My Pidp is connected to my router via wifi. I don't have an easy way to connect it to a display, but I have an USB switch brought out of the case. I've always used it by SSH'ing into it from my PC or from my phone.

Anyway, I prepared a new SD card using the image provided. Using my PC I edited the needed files to have it connect to the wifi. I also set it to get a static IP, and changed the SSH port to 2020 (since I have other raspberrys in my network, and I need to access them individually from outside).
I inserted the SD on the Pidp and powered it up. The front panel did not come up. Shouldn't it come up automatically? The older version did, but I can't remember if I did something to make it autostart.
By checking my router's page, I can see that the pi is up and running and connected to the network, with the correct IP. It also responds to pings.

● **Short problem 1**: Copy word for word the part of the PiDP post from "I inserted the" to "responds to pings.".
● **Short problem 2**: According to the PiDP post, why did the writer change the SSH port to 2020? Answer in one to three sentences.

● **Recorded information**:

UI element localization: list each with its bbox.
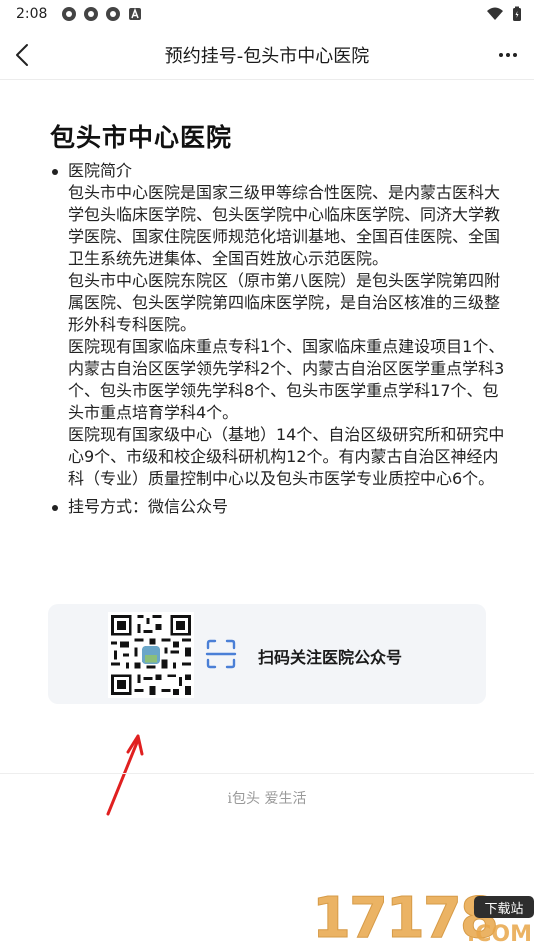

● **Written answer 1**:
I inserted the SD on the Pidp and powered it up. The front panel did not come up. Shouldn't it come up automatically? The older version did, but I can't remember if I did something to make it autostart.
By checking my router's page, I can see that the pi is up and running and connected to the network, with the correct IP. It also responds to pings.

● **Written answer 2**: The writer has other Raspberry Pis on the same network and needs to reach each of them individually from outside. Giving this one its own SSH port of 2020 makes that possible.